Begin The records
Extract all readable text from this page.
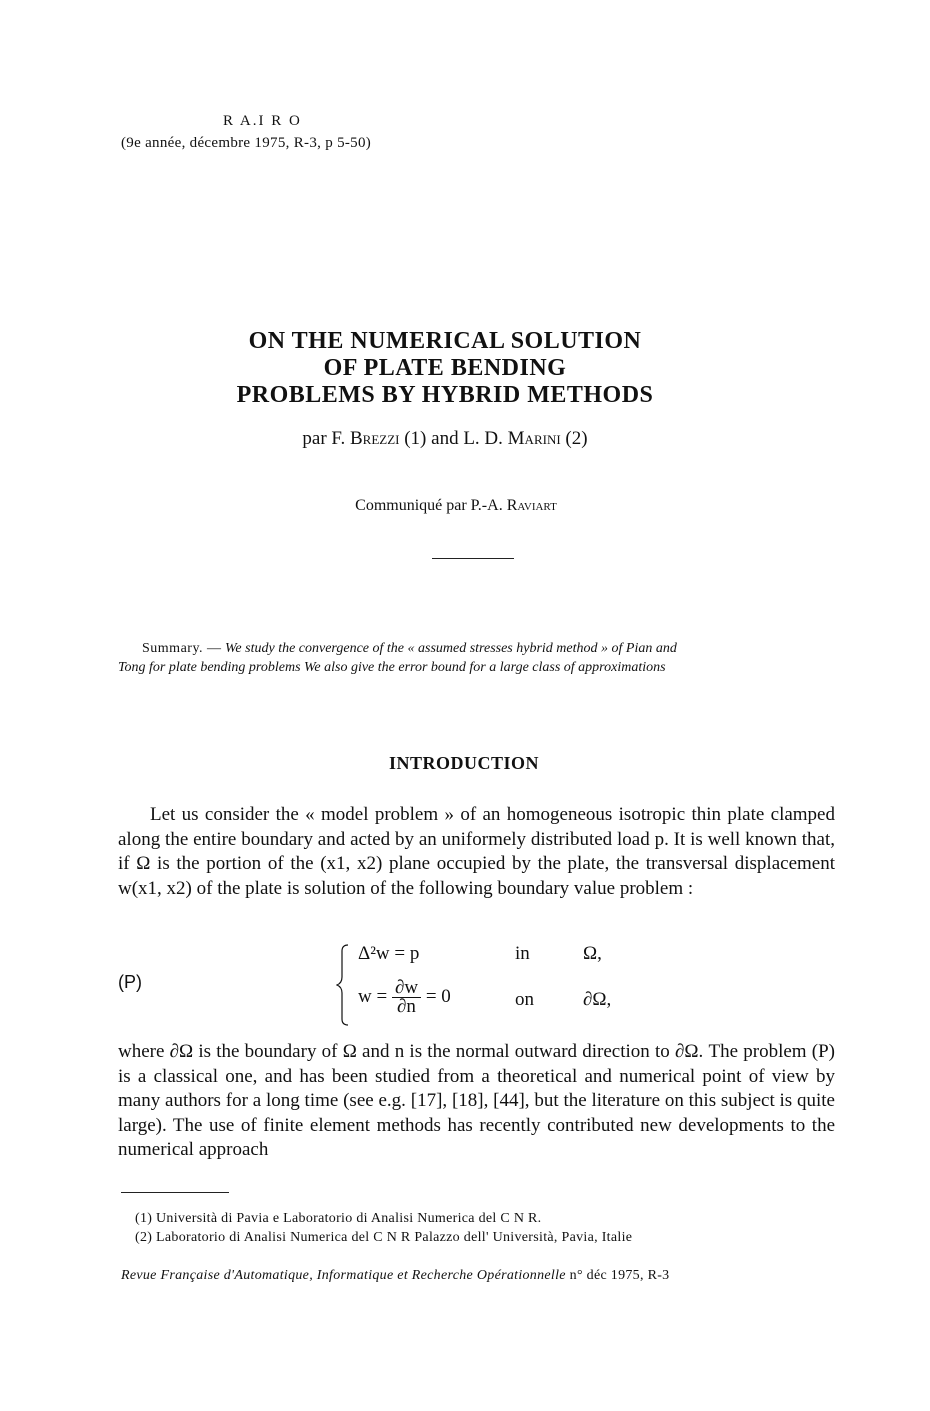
R A.I R O
(9e année, décembre 1975, R-3, p 5-50)
ON THE NUMERICAL SOLUTION
OF PLATE BENDING
PROBLEMS BY HYBRID METHODS
par F. Brezzi (1) and L. D. Marini (2)
Communiqué par P.-A. Raviart
Summary. — We study the convergence of the « assumed stresses hybrid method » of Pian and
Tong for plate bending problems We also give the error bound for a large class of approximations
INTRODUCTION
Let us consider the « model problem » of an homogeneous isotropic thin plate clamped along the entire boundary and acted by an uniformely distributed load p. It is well known that, if Ω is the portion of the (x1, x2) plane occupied by the plate, the transversal displacement w(x1, x2) of the plate is solution of the following boundary value problem :
(P)
Δ²w = p	in	Ω,
$w = \frac{\partial w}{\partial n} = 0$	on	∂Ω,
where ∂Ω is the boundary of Ω and n is the normal outward direction to ∂Ω. The problem (P) is a classical one, and has been studied from a theoretical and numerical point of view by many authors for a long time (see e.g. [17], [18], [44], but the literature on this subject is quite large). The use of finite element methods has recently contributed new developments to the numerical approach
(1) Università di Pavia e Laboratorio di Analisi Numerica del C N R.
(2) Laboratorio di Analisi Numerica del C N R Palazzo dell' Università, Pavia, Italie
Revue Française d'Automatique, Informatique et Recherche Opérationnelle n° déc 1975, R-3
End The records
Which lines hold the word "Analisi"? Copy each of them from the records.

(1) Università di Pavia e Laboratorio di Analisi Numerica del C N R.
(2) Laboratorio di Analisi Numerica del C N R Palazzo dell' Università, Pavia, Italie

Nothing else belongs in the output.